» **What you need to do**
(1) Retype the open-baffle thread from "## krips (Sep" up to and including "soon, house projects).".
(2) Say whether each of the following statements agrees with the open-baffle thread, giving yes or no and quoting the thread's deciding words: (a) Anthony's home theater includes a center speaker. (b) Anthony's DIY dipole subwoofer uses two 15" drivers. (c) jeffreybehr's three front speakers are open-baffle.

» **Page text**
━━━━━━━━━━━━━━━━━━━━━━━━━━━━━━

# Open Baffle for HT?



## krips (Sep 7, 2008)

I am considering building open baffle speakers for my living room, which is used for 50% HT/ 40% Gaming/ 10% Music. I've heard great things about OB with music, but it is beneficial for theater and gaming as well? Can you have your mains as OB and your center and surrounds as sealed or ported without having it sound 'funny'? Thx.


----------



## Anthony (Oct 5, 2006)

I have a fully OB home theater. Magnepan 10.1 LR's, Magnepan MGMC1's for surround, and a DIY dipole sub using 2, 15" drivers. No center, once I got it dialed in, the maggies make a fantastic center image.

Eventually I plan to build a dynamic driver OB system for my HT, but too many other things have been getting in the way (job, moving soon, house projects).

The only bad side to most OB's is room placement. Some rooms are just hard to place OB speakers in properly. But if you're willing to work at it, the sound can be amazing. Planar and electrostats can be limited in dynamics, but there are some great designs for cone OB speakers. Here, DIY audio, and HT Guide have some archives of cool projects.

Good luck and keep us posted on what you do.


----------



## jeffreybehr (Mar 17, 2008)

krips, my 3 front speakers are open-baffle, with the LRs line-arrays.









I love the spaciousness of OBs and find all front-only radiators to sound too forward...to 'in my face'. I had built a CC using a batch of those gorgeous-sounding SonicCraft 6-1/2" drivers, but it didn't have the articulation on voices a CC needs, at least for me, so I adapted my already-ownwed Eminent Tech. 12 to that OB; it sounds quite good, altho it occasinally sounds a little bottom-of-the-barrel on male voices.

━━━━━━━━━━━━━━━━━━━━━━━━━━━━━━

» **Information shown**
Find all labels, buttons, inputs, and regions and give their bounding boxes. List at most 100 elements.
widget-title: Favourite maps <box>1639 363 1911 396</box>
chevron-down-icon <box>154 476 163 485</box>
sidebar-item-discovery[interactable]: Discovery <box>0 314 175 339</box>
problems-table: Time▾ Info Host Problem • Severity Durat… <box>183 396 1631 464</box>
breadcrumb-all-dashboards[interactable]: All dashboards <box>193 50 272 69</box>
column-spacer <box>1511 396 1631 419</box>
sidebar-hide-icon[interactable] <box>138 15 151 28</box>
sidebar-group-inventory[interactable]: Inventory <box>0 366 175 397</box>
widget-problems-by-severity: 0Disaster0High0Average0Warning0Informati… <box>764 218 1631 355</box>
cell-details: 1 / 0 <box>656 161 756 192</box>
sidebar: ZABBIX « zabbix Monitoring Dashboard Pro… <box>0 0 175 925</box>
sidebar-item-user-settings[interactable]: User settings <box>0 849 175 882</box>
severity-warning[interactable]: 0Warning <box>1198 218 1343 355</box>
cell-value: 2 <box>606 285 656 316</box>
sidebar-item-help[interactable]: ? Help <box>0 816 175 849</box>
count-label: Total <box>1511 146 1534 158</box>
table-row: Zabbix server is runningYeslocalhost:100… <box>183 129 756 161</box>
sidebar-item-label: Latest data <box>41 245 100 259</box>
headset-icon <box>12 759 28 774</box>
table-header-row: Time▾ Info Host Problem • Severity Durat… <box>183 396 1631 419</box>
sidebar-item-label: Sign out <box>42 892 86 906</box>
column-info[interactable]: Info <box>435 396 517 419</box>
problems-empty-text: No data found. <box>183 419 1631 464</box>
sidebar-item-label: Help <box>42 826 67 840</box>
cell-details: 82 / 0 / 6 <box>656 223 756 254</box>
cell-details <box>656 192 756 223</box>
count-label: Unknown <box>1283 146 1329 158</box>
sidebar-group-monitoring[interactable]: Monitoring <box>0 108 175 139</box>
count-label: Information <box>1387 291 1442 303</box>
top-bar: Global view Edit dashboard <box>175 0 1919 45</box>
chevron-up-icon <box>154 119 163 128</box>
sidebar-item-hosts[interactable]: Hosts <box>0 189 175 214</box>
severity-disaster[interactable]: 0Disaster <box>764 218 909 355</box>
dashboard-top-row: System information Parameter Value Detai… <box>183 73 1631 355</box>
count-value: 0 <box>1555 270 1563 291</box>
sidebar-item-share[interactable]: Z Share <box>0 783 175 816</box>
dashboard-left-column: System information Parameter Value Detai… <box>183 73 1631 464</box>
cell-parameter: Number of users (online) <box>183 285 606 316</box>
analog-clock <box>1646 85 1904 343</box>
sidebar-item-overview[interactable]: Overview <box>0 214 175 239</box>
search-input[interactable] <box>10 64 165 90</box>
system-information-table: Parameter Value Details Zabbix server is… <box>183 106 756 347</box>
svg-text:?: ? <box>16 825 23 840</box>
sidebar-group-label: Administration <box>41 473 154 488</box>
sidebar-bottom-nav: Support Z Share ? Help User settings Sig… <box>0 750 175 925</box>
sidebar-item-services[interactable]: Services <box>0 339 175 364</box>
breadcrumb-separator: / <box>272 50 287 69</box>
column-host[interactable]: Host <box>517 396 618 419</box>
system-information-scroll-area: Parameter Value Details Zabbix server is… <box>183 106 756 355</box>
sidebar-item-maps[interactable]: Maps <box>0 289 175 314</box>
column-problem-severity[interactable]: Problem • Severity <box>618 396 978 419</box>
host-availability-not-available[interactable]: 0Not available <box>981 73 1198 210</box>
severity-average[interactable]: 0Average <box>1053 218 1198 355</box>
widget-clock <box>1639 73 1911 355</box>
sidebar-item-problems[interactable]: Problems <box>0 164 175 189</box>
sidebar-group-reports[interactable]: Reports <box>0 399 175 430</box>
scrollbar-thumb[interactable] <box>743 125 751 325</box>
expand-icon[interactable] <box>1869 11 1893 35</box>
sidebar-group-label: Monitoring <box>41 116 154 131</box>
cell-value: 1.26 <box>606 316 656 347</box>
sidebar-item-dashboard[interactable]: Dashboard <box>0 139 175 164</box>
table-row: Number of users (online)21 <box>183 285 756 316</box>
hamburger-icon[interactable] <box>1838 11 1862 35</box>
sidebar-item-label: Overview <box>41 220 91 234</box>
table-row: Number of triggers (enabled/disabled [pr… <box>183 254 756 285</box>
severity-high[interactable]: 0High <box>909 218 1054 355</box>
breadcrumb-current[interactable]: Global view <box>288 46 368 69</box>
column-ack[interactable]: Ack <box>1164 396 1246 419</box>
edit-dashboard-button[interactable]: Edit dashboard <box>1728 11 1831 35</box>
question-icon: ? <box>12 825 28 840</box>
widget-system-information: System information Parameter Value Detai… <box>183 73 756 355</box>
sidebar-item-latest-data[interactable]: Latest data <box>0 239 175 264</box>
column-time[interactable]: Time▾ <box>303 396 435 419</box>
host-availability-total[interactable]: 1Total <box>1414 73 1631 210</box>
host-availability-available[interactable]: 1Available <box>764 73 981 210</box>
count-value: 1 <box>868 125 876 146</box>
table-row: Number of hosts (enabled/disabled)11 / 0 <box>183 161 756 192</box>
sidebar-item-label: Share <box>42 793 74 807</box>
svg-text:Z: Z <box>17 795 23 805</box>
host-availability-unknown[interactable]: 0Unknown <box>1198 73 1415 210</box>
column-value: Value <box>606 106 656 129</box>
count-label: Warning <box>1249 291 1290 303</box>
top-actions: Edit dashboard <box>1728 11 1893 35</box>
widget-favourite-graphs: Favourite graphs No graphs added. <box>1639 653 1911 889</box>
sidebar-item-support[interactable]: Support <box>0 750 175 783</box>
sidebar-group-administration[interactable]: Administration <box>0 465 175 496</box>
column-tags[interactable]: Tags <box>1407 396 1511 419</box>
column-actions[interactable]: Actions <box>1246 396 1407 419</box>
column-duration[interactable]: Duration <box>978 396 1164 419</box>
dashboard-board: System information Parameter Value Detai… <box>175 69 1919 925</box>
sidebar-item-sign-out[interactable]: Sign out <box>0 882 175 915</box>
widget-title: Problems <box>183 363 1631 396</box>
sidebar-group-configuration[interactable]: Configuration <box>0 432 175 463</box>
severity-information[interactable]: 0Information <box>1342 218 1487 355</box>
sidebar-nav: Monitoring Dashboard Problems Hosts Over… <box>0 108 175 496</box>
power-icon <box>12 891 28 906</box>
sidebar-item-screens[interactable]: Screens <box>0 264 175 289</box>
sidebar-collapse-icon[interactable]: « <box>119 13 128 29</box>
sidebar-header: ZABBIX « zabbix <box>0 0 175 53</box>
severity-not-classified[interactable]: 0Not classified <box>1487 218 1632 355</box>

━━━━━━━━━━━━━━━━━━━━━━━━━━━━━━

» **Exercise answers**
(1)
## krips (Sep 7, 2008)

I am considering building open baffle speakers for my living room, which is used for 50% HT/ 40% Gaming/ 10% Music. I've heard great things about OB with music, but it is beneficial for theater and gaming as well? Can you have your mains as OB and your center and surrounds as sealed or ported without having it sound 'funny'? Thx.


----------



## Anthony (Oct 5, 2006)

I have a fully OB home theater. Magnepan 10.1 LR's, Magnepan MGMC1's for surround, and a DIY dipole sub using 2, 15" drivers. No center, once I got it dialed in, the maggies make a fantastic center image.

Eventually I plan to build a dynamic driver OB system for my HT, but too many other things have been getting in the way (job, moving soon, house projects).

(2)
(a) No: "No center, once I got it dialed in, the maggies make a fantastic center image."
(b) Yes: "a DIY dipole sub using 2, 15" drivers"
(c) Yes: "my 3 front speakers are open-baffle"